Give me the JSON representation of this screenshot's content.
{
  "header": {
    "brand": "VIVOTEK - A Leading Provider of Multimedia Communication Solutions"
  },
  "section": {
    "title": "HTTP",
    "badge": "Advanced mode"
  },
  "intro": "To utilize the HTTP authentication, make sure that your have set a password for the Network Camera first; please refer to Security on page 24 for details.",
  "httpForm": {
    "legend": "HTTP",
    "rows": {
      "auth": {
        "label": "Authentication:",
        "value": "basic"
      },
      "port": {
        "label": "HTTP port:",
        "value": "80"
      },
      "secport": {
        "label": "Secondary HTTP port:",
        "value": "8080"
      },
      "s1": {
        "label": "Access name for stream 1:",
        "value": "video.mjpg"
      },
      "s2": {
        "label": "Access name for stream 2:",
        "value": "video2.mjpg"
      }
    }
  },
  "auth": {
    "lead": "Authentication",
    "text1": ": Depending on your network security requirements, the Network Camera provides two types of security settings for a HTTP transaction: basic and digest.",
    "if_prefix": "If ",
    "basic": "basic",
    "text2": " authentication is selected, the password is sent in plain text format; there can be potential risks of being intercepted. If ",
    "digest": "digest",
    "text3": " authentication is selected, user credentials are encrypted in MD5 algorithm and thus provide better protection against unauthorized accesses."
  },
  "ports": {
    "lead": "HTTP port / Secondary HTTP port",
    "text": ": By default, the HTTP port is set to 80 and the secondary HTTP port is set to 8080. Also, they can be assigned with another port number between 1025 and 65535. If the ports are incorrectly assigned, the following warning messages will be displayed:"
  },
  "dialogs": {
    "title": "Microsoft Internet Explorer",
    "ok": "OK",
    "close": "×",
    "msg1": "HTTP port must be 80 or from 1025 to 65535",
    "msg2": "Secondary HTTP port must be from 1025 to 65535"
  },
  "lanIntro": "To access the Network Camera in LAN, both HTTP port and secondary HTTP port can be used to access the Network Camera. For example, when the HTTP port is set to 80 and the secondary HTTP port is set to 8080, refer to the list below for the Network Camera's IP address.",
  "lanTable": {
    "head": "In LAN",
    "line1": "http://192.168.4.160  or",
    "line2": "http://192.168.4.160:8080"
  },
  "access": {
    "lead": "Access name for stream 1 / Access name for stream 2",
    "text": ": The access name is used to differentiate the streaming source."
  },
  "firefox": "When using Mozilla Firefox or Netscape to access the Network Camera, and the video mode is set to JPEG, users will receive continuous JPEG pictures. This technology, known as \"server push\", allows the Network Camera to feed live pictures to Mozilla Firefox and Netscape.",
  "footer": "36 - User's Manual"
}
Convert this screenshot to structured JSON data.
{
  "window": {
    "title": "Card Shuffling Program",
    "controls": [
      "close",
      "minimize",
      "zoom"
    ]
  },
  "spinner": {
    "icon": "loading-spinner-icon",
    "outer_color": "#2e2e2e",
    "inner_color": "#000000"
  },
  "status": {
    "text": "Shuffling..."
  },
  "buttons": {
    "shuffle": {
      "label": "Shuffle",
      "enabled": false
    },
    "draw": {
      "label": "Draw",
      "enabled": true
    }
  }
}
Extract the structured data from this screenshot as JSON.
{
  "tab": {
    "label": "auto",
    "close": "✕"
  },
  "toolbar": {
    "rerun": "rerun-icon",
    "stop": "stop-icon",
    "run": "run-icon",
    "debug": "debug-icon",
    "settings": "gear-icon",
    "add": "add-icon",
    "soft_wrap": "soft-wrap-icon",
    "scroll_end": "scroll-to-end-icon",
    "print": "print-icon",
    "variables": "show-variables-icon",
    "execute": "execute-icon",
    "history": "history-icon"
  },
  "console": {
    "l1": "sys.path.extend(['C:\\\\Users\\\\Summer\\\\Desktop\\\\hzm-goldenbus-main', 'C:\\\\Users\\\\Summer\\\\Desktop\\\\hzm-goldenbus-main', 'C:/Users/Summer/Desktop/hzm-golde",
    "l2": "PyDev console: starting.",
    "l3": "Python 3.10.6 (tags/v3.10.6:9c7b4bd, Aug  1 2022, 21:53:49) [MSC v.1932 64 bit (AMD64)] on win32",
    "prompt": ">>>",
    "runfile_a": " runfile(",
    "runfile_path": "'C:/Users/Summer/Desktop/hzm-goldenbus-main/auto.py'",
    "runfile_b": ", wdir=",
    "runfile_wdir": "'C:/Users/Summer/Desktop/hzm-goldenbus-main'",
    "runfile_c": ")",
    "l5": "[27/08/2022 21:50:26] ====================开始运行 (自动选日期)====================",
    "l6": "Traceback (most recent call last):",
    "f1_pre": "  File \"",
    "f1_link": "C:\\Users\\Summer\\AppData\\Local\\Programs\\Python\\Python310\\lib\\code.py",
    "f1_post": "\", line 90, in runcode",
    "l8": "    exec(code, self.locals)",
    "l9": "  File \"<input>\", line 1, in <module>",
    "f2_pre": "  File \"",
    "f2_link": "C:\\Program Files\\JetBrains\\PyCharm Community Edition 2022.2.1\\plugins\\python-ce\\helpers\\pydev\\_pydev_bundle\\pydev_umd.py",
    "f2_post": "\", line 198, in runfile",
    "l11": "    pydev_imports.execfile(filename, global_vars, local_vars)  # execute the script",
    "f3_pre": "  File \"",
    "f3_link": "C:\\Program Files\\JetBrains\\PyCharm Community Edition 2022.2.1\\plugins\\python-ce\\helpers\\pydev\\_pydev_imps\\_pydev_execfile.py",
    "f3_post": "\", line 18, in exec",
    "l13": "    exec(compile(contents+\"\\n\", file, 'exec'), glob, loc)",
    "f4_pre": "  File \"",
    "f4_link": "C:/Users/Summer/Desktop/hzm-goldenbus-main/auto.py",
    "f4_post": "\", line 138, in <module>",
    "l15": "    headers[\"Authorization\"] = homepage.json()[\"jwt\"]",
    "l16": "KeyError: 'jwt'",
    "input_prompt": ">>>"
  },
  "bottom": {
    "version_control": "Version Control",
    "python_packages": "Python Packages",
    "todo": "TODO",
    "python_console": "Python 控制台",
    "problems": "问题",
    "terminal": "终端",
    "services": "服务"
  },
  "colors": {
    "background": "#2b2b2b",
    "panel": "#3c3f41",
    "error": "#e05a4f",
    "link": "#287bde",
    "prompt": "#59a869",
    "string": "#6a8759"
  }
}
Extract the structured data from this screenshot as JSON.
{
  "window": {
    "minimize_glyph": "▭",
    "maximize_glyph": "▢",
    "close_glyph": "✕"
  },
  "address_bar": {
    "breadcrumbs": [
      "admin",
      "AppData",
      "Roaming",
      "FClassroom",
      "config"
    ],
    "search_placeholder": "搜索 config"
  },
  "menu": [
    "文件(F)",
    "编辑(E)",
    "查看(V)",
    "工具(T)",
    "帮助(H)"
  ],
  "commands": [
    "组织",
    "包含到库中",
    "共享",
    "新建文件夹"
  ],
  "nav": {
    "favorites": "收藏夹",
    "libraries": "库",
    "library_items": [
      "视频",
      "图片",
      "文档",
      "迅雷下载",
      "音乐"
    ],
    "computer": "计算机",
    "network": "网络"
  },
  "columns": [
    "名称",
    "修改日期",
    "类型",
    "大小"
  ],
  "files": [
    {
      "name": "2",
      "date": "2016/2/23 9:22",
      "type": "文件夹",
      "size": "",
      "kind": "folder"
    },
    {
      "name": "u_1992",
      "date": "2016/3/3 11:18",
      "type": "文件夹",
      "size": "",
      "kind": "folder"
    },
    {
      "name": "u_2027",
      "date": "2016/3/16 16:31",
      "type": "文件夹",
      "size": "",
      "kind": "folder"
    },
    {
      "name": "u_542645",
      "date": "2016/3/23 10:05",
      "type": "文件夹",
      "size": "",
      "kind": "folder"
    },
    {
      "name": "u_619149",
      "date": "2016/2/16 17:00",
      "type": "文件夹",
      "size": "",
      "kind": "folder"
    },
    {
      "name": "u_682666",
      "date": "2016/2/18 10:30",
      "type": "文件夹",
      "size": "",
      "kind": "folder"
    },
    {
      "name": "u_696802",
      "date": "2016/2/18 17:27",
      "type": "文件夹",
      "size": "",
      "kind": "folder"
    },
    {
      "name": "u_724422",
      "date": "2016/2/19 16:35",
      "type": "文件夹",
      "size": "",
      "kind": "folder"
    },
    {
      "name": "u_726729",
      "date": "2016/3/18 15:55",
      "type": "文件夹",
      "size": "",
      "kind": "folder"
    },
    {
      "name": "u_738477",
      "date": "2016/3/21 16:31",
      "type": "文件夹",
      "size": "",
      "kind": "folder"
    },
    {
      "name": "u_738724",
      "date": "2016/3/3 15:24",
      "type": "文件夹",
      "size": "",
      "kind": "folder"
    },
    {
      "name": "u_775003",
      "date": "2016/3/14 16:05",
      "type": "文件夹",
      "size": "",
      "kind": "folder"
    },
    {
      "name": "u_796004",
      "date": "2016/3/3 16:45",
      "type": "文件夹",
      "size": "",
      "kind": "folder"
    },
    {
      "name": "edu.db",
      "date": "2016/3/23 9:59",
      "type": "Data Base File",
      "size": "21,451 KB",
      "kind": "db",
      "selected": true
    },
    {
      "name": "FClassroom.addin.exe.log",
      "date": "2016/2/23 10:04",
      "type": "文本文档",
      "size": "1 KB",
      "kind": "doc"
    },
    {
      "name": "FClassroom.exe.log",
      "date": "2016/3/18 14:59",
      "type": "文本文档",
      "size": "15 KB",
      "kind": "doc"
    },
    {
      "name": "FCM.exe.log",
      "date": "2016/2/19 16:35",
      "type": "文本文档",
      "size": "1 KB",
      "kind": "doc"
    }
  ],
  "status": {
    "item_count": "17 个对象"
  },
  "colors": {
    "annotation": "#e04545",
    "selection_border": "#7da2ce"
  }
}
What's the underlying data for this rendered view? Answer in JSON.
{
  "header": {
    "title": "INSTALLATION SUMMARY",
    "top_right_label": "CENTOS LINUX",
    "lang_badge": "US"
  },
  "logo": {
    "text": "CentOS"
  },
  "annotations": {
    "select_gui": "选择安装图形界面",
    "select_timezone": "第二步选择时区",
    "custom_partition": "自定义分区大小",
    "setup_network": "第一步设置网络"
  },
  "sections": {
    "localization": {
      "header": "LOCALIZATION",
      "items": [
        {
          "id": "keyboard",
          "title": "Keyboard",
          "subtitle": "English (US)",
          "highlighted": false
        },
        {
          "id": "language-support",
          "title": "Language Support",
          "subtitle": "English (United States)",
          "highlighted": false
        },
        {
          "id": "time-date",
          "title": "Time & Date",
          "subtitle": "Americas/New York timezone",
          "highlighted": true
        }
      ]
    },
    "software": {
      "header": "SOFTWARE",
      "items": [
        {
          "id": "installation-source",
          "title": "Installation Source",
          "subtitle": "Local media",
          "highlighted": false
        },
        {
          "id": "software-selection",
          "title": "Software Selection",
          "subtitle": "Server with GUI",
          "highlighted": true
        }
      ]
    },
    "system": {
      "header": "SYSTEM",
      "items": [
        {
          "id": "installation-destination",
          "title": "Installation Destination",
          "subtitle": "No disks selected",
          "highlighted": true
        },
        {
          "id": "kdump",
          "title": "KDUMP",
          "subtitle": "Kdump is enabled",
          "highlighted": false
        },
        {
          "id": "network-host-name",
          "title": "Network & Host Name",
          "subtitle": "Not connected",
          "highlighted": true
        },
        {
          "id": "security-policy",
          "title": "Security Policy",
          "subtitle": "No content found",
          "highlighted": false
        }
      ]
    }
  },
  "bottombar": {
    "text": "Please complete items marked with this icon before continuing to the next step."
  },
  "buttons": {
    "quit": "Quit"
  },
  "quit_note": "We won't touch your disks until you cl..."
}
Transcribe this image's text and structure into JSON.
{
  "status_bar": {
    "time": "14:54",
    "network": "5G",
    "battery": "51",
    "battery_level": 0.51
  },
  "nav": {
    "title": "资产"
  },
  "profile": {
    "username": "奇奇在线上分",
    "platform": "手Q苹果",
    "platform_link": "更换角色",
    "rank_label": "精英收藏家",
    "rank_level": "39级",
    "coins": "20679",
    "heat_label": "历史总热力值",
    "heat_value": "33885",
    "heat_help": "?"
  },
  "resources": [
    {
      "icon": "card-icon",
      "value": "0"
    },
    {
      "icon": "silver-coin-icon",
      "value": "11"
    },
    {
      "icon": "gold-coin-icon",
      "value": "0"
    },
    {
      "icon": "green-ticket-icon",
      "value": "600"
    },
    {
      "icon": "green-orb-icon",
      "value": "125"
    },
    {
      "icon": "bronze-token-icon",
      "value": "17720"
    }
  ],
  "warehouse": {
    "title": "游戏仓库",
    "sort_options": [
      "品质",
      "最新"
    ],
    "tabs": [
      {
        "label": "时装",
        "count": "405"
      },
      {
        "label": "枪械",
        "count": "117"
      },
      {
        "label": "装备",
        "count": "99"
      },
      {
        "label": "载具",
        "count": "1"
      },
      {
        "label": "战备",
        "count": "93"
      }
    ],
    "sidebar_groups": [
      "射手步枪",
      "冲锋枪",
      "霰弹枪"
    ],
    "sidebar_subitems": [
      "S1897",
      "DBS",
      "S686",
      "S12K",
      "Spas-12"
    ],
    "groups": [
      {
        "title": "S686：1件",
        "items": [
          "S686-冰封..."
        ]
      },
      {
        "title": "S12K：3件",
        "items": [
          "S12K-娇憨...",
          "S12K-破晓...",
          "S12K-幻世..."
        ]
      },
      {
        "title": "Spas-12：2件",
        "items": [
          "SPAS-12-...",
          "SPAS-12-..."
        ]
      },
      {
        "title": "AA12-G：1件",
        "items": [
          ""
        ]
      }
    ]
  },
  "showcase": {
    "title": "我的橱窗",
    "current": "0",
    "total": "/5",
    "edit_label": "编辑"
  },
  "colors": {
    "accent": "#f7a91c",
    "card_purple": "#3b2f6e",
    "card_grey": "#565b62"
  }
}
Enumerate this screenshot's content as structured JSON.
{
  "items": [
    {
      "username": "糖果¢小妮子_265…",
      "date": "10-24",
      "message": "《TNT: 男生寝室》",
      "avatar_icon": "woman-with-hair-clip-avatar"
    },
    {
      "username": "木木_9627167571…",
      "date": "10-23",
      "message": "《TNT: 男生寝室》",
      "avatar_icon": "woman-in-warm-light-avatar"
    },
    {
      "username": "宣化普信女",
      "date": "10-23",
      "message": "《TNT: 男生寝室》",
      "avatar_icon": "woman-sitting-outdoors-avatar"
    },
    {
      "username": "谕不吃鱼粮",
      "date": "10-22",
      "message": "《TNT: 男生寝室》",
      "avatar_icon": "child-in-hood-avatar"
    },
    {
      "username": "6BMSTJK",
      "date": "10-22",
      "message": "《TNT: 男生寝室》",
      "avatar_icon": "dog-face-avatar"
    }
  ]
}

##########

▶ Written exercise
What is the number of lines in the listing that include the word "disks"? Give that number and nothing else.

▶ Correct response
2